● Set exercise
Transcribe the entries that follow, word for word.

>> START

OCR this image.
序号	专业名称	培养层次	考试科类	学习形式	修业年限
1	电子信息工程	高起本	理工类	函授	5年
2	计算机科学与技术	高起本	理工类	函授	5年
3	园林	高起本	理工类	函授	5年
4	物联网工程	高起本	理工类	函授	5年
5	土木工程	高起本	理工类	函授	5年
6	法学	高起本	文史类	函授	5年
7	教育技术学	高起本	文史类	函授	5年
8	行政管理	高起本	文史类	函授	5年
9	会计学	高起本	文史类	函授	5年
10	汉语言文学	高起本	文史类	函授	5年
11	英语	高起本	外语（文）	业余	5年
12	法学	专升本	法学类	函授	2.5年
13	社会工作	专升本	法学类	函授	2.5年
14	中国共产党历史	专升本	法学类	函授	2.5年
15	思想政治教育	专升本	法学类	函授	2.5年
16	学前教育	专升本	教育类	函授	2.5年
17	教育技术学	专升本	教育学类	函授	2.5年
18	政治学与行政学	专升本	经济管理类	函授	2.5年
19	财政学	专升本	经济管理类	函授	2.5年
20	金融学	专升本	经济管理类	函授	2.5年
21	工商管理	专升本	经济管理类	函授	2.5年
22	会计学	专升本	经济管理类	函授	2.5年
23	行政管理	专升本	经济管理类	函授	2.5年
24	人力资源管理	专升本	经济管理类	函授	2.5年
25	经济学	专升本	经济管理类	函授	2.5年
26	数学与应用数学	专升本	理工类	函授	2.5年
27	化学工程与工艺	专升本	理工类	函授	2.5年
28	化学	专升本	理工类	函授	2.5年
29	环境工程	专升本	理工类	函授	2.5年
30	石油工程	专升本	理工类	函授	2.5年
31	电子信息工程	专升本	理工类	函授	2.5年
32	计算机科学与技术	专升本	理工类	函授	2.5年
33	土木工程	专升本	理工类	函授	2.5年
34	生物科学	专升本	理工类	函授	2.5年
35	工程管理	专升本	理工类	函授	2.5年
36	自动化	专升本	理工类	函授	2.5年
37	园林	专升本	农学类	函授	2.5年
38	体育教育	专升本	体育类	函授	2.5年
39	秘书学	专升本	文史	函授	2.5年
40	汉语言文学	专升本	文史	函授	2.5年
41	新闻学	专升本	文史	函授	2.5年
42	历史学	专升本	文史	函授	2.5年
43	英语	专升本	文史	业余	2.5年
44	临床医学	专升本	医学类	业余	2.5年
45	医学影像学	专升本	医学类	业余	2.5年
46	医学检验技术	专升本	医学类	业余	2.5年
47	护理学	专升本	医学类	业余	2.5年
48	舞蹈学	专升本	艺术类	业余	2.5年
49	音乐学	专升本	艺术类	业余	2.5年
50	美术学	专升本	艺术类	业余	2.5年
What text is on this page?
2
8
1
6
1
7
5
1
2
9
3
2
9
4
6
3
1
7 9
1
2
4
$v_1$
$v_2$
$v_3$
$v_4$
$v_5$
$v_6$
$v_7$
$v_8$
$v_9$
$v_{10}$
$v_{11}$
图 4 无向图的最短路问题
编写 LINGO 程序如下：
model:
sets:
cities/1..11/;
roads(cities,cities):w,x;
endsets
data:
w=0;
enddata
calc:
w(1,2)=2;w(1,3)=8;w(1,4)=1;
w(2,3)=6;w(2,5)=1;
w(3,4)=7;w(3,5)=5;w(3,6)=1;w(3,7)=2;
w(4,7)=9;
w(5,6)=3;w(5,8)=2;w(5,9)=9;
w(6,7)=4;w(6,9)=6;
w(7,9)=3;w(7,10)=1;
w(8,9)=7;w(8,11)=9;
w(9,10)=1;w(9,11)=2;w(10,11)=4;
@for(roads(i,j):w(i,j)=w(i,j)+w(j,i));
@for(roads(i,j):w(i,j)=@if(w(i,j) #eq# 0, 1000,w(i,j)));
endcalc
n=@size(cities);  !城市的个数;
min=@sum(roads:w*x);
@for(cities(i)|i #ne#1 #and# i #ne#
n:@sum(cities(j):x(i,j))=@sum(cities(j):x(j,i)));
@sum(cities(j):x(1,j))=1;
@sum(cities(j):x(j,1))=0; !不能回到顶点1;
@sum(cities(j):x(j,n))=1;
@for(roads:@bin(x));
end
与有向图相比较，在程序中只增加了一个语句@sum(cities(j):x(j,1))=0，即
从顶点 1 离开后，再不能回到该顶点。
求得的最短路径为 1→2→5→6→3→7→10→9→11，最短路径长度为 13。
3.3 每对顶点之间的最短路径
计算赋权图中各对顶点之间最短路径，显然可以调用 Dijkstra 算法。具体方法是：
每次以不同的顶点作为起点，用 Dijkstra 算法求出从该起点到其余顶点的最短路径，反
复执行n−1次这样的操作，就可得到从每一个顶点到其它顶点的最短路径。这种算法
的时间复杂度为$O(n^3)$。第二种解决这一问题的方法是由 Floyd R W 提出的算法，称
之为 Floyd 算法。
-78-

>> END

● The output
OCR this image.
序号	专业名称	培养层次	考试科类	学习形式	修业年限
1	电子信息工程	高起本	理工类	函授	5年
2	计算机科学与技术	高起本	理工类	函授	5年
3	园林	高起本	理工类	函授	5年
4	物联网工程	高起本	理工类	函授	5年
5	土木工程	高起本	理工类	函授	5年
6	法学	高起本	文史类	函授	5年
7	教育技术学	高起本	文史类	函授	5年
8	行政管理	高起本	文史类	函授	5年
9	会计学	高起本	文史类	函授	5年
10	汉语言文学	高起本	文史类	函授	5年
11	英语	高起本	外语（文）	业余	5年
12	法学	专升本	法学类	函授	2.5年
13	社会工作	专升本	法学类	函授	2.5年
14	中国共产党历史	专升本	法学类	函授	2.5年
15	思想政治教育	专升本	法学类	函授	2.5年
16	学前教育	专升本	教育类	函授	2.5年
17	教育技术学	专升本	教育学类	函授	2.5年
18	政治学与行政学	专升本	经济管理类	函授	2.5年
19	财政学	专升本	经济管理类	函授	2.5年
20	金融学	专升本	经济管理类	函授	2.5年
21	工商管理	专升本	经济管理类	函授	2.5年
22	会计学	专升本	经济管理类	函授	2.5年
23	行政管理	专升本	经济管理类	函授	2.5年
24	人力资源管理	专升本	经济管理类	函授	2.5年
25	经济学	专升本	经济管理类	函授	2.5年
26	数学与应用数学	专升本	理工类	函授	2.5年
27	化学工程与工艺	专升本	理工类	函授	2.5年
28	化学	专升本	理工类	函授	2.5年
29	环境工程	专升本	理工类	函授	2.5年
30	石油工程	专升本	理工类	函授	2.5年
31	电子信息工程	专升本	理工类	函授	2.5年
32	计算机科学与技术	专升本	理工类	函授	2.5年
33	土木工程	专升本	理工类	函授	2.5年
34	生物科学	专升本	理工类	函授	2.5年
35	工程管理	专升本	理工类	函授	2.5年
36	自动化	专升本	理工类	函授	2.5年
37	园林	专升本	农学类	函授	2.5年
38	体育教育	专升本	体育类	函授	2.5年
39	秘书学	专升本	文史	函授	2.5年
40	汉语言文学	专升本	文史	函授	2.5年
41	新闻学	专升本	文史	函授	2.5年
42	历史学	专升本	文史	函授	2.5年
43	英语	专升本	文史	业余	2.5年
44	临床医学	专升本	医学类	业余	2.5年
45	医学影像学	专升本	医学类	业余	2.5年
46	医学检验技术	专升本	医学类	业余	2.5年
47	护理学	专升本	医学类	业余	2.5年
48	舞蹈学	专升本	艺术类	业余	2.5年
49	音乐学	专升本	艺术类	业余	2.5年
50	美术学	专升本	艺术类	业余	2.5年
What text is on this page?
2
8
1
6
1
7
5
1
2
9
3
2
9
4
6
3
1
7 9
1
2
4
$v_1$
$v_2$
$v_3$
$v_4$
$v_5$
$v_6$
$v_7$
$v_8$
$v_9$
$v_{10}$
$v_{11}$
图 4 无向图的最短路问题
编写 LINGO 程序如下：
model:
sets:
cities/1..11/;
roads(cities,cities):w,x;
endsets
data:
w=0;
enddata
calc:
w(1,2)=2;w(1,3)=8;w(1,4)=1;
w(2,3)=6;w(2,5)=1;
w(3,4)=7;w(3,5)=5;w(3,6)=1;w(3,7)=2;
w(4,7)=9;
w(5,6)=3;w(5,8)=2;w(5,9)=9;
w(6,7)=4;w(6,9)=6;
w(7,9)=3;w(7,10)=1;
w(8,9)=7;w(8,11)=9;
w(9,10)=1;w(9,11)=2;w(10,11)=4;
@for(roads(i,j):w(i,j)=w(i,j)+w(j,i));
@for(roads(i,j):w(i,j)=@if(w(i,j) #eq# 0, 1000,w(i,j)));
endcalc
n=@size(cities);  !城市的个数;
min=@sum(roads:w*x);
@for(cities(i)|i #ne#1 #and# i #ne#
n:@sum(cities(j):x(i,j))=@sum(cities(j):x(j,i)));
@sum(cities(j):x(1,j))=1;
@sum(cities(j):x(j,1))=0; !不能回到顶点1;
@sum(cities(j):x(j,n))=1;
@for(roads:@bin(x));
end
与有向图相比较，在程序中只增加了一个语句@sum(cities(j):x(j,1))=0，即
从顶点 1 离开后，再不能回到该顶点。
求得的最短路径为 1→2→5→6→3→7→10→9→11，最短路径长度为 13。
3.3 每对顶点之间的最短路径
计算赋权图中各对顶点之间最短路径，显然可以调用 Dijkstra 算法。具体方法是：
每次以不同的顶点作为起点，用 Dijkstra 算法求出从该起点到其余顶点的最短路径，反
复执行n−1次这样的操作，就可得到从每一个顶点到其它顶点的最短路径。这种算法
的时间复杂度为$O(n^3)$。第二种解决这一问题的方法是由 Floyd R W 提出的算法，称
之为 Floyd 算法。
-78-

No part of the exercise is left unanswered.